Among the 68 patients with HCV genotype 1 and a known virologic outcome who were treated with sofosbuvir and simeprevir with or without ribavirin, 61 (90%) achieved a sustained virologic response for 4 weeks (SVR4).
Response rates in that group varied, however, depending on whether patients had cirrhosis (SVR4 in 32 of 37, 86%) or no cirrhosis (SVR4 in 29 of 31, 94%). Results also varied in that group by genotype, with SVR4 in 30 of 36 patients with genotype 1a infection (83%) and SVR4 in 18 of 19 patients with genotype 1b (95%), Dr. Robert S. Brown Jr. and his associates reported at the annual meeting of the American Association for the Study of Liver Diseases.
“This is the regimen that probably holds the highest interest,” Dr. Brown said, because most of the patients in the study were genotype 1, and most genotype 1 patients received sofosbuvir and simeprevir with or without ribavirin.
A total of 10 of 12 patients with HCV genotype 1 infection who were treated with sofosbuvir plus pegylated interferon and ribavirin achieved SVR4 (83%).
A total of 9 of 10 patients with HCV genotype 2 infection who had complete data and who received sofosbuvir plus ribavirin achieved SVR4 (90%), reported Dr. Brown, the Frank Cardile Professor of Medicine and Pediatrics (in Surgery) at Columbia University, New York, and director of the Center for Liver Disease and Transplantation at New York-Presbyterian Hospital/Columbia University Medical Center.
Three of five patients with genotype 3 infection and complete data who received sofosbuvir plus ribavirin achieved SVR4 (60%), and one patient with genotype 3 achieved SVR4 after treatment with sofosbuvir, pegylated interferon, and ribavirin.
Adverse events were reported by 82% of patients, with rates ranging from 77% to 92% in different treatment groups. “The majority of these were mild and manageable,” Dr. Brown noted. The overall rate of serious adverse events was 8%, ranging from 0% to 21% in different treatment groups, though some of those cases were unlikely to be related to treatment, he added.
In general, interferon-free regimens had low rates of serious adverse events, Dr. Brown said. No patients developed acute liver graft rejection.
“Hepatitis C following liver transplant does remain a problem in 2014, because reinfection is universal and therapeutic options, at least to date, have been limited,” he said. The study’s real-world data supplement encouraging results from small, controlled trials of newer anti-HCV agents in posttransplant patients.
Most of the patients in the study were treated for recurrent HCV “well after” transplantation, Dr. Brown said. “The optimal treatment regimen and the duration of therapy still remain to be determined.”
Treatment regimens in the HCV-Target study are selected by physicians according to the local standard of care.
The study was too small to do a multivariate analysis of predictive factors for SVR4, Dr. Brown commented.
The HCV-Target study was funded by AbbVie, Bristol Myers Squibb, Genentech, Gilead, GlaxoSmithKline, Kadmon, Janssen, Merck, and Vertex. Dr. Brown reported financial associations with AbbVie, Genentech, Gilead, Janssen, Merck, Salix, Vertex, and Vital Therapies.
On Twitter @sherryboschert
AT THE LIVER MEETING 2014
Key clinical point: Direct-acting antivirals can help most patients with recurrent HCV after liver transplantation.
Major finding: A sustained virologic response after 4 weeks was seen in 60%-90% of patients, depending on genotype and cirrhosis.
Data source: An analysis of a multicenter database on 227 patients treated with sofosbuvir-containing regimens since December 2013 for recurrent HCV after liver transplantation.
Disclosures: The study was funded by AbbVie, Bristol Myers Squibb, Genentech, Gilead, GlaxoSmithKline, Kadmon, Janssen, Merck, and Vertex. Dr. Brown reported financial associations with AbbVie, Genentech, Gilead, Janssen, Merck, Salix, Vertex, and Vital Therapies.

[Given information]

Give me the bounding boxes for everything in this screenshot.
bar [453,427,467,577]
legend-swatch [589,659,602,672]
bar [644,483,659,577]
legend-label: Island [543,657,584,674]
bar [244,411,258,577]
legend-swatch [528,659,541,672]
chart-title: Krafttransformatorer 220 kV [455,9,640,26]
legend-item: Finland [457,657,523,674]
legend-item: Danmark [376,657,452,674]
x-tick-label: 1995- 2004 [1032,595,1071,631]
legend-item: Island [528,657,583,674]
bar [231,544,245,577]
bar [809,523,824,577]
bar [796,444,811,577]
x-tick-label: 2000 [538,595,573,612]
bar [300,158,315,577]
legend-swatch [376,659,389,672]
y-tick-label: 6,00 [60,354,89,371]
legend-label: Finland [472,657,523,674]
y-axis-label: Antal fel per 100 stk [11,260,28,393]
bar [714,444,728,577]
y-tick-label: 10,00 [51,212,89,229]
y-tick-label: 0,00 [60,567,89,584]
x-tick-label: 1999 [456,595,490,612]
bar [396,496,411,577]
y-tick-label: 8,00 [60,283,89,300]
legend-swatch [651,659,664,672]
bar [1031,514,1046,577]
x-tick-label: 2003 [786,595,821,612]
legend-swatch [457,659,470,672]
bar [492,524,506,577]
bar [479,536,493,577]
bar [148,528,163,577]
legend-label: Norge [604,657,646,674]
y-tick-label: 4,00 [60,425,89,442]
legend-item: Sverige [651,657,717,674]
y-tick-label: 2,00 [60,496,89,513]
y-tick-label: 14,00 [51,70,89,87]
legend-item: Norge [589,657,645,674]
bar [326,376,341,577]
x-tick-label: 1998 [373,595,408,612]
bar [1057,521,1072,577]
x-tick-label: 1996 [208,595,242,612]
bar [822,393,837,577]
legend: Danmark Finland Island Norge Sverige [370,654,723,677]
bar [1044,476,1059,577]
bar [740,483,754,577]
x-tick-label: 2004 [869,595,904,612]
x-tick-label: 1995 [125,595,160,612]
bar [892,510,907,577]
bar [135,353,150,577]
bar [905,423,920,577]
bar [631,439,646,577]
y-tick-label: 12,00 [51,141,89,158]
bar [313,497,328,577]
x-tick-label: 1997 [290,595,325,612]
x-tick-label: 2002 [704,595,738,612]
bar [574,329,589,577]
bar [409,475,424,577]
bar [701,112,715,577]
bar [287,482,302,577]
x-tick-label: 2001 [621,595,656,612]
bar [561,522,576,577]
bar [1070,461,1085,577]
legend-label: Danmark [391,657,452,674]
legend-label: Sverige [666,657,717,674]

[What you are asked to do] In the hepatitis C article, what was the overall rate of serious adverse events?

[Answer to this exercise] 8%